**Data rows:**
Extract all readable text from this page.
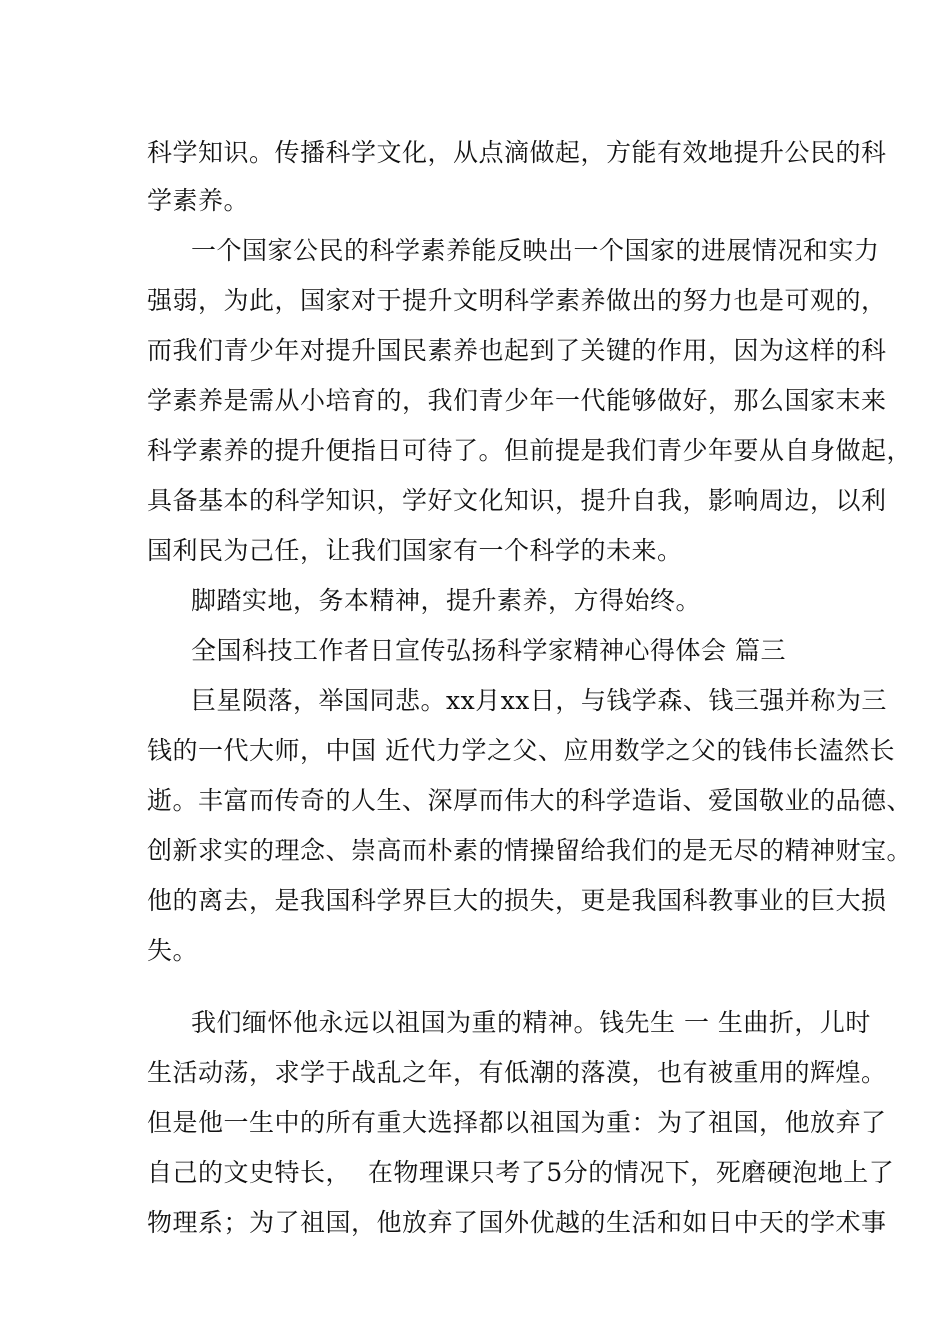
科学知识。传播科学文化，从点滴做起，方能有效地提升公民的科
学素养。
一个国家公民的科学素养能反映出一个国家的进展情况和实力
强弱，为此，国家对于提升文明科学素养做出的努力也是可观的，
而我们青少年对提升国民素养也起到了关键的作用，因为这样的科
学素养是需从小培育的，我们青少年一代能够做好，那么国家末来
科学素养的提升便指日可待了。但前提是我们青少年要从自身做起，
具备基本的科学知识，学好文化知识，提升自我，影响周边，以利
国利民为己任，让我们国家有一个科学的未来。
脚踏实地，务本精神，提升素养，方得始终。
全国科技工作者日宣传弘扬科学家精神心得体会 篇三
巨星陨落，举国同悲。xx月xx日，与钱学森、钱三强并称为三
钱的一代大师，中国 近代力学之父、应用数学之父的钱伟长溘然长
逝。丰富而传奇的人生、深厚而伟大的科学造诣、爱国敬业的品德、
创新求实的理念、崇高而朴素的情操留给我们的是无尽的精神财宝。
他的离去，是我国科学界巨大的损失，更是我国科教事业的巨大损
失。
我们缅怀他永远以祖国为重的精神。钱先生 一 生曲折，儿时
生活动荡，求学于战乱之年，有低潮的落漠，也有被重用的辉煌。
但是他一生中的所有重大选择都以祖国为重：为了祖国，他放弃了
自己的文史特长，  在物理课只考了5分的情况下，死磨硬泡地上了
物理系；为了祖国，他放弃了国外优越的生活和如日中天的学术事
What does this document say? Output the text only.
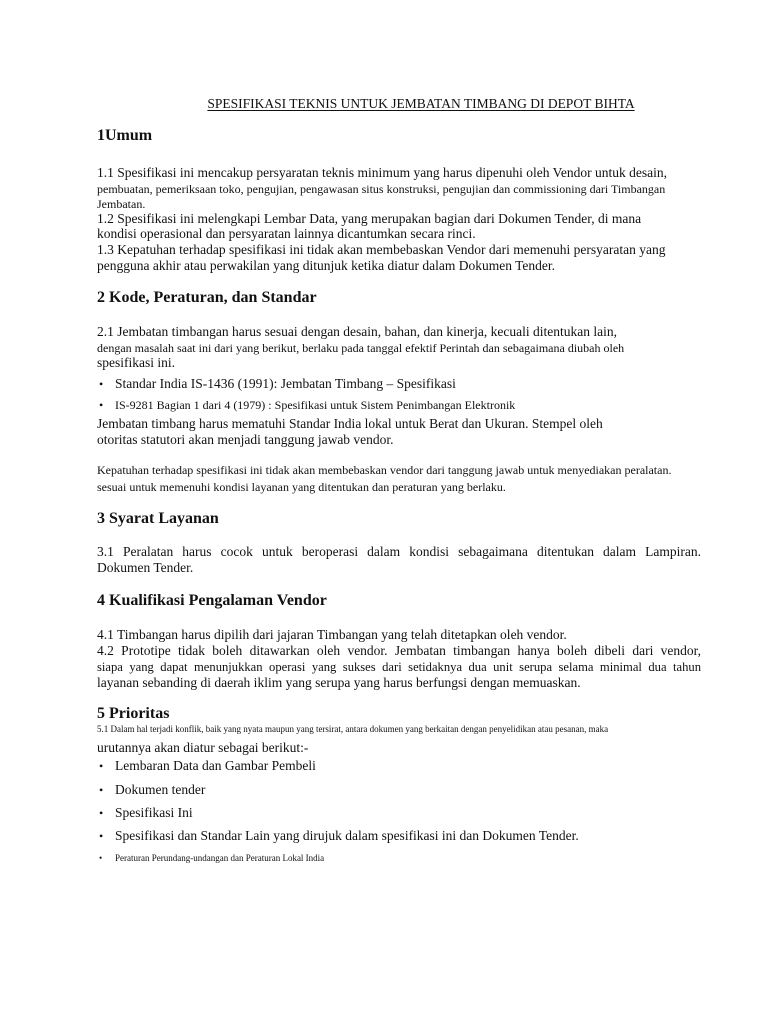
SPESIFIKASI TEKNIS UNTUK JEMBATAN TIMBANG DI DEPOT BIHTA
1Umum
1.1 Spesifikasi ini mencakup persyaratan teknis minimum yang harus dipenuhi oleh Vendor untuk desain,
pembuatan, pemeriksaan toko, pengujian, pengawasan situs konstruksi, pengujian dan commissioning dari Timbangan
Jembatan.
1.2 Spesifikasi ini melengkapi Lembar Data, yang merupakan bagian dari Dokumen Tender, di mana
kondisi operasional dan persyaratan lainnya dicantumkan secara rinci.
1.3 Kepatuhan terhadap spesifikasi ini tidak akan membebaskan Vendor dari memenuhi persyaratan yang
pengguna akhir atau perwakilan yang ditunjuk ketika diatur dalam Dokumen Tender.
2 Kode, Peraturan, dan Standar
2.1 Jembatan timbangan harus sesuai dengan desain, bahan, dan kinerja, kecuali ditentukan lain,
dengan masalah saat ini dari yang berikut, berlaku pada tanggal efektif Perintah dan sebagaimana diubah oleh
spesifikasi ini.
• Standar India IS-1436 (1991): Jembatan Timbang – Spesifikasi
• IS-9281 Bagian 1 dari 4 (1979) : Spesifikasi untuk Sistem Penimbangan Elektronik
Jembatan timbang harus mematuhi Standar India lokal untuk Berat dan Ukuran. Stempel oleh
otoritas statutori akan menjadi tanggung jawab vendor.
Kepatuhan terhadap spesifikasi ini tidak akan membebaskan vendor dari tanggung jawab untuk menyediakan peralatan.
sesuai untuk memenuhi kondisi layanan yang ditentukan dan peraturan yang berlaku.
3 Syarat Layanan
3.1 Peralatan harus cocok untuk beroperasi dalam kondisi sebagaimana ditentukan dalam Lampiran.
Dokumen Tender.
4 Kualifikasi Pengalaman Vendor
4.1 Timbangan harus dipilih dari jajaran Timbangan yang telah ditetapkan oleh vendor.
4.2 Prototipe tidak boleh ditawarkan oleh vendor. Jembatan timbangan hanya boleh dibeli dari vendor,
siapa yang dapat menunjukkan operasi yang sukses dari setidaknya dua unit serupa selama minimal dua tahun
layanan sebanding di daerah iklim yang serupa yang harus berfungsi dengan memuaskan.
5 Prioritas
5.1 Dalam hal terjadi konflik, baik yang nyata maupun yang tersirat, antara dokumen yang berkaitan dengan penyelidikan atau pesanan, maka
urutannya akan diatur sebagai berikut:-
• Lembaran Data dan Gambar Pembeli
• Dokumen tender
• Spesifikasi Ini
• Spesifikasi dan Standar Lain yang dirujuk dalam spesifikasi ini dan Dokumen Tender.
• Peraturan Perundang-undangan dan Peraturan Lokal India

---

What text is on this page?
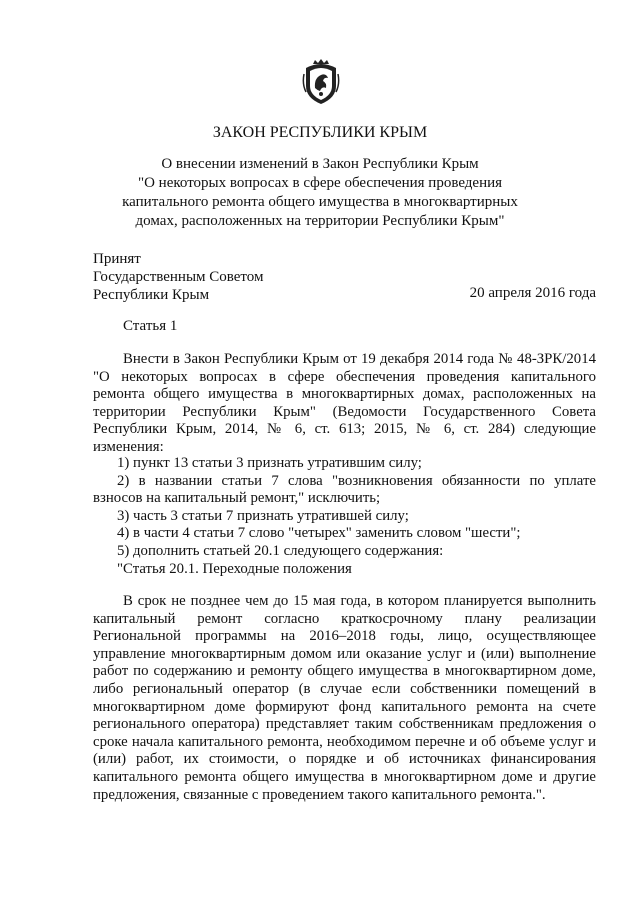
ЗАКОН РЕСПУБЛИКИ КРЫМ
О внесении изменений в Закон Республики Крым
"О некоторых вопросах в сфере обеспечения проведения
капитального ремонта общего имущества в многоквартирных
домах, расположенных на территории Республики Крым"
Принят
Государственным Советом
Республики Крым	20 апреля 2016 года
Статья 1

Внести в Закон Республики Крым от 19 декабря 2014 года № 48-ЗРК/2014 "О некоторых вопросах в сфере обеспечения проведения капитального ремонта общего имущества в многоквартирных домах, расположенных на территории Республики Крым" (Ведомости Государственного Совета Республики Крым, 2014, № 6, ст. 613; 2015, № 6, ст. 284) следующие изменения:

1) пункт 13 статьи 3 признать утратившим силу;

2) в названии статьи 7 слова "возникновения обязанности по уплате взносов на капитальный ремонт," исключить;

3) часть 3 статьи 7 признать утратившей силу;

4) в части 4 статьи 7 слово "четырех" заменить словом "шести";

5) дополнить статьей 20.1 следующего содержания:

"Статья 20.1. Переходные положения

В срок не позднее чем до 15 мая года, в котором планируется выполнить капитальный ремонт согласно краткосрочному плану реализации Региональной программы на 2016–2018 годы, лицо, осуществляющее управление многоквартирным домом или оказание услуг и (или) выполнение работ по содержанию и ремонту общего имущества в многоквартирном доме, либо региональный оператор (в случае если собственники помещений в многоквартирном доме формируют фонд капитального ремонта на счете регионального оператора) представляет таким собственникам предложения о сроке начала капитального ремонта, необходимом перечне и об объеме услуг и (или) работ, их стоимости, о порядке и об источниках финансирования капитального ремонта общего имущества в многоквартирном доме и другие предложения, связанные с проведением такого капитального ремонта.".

**Goal:** Show every line above in which the word "домах" occurs.

**Output for this exercise:**
домах, расположенных на территории Республики Крым"
Внести в Закон Республики Крым от 19 декабря 2014 года № 48-ЗРК/2014 "О некоторых вопросах в сфере обеспечения проведения капитального ремонта общего имущества в многоквартирных домах, расположенных на территории Республики Крым" (Ведомости Государственного Совета Республики Крым, 2014, № 6, ст. 613; 2015, № 6, ст. 284) следующие изменения:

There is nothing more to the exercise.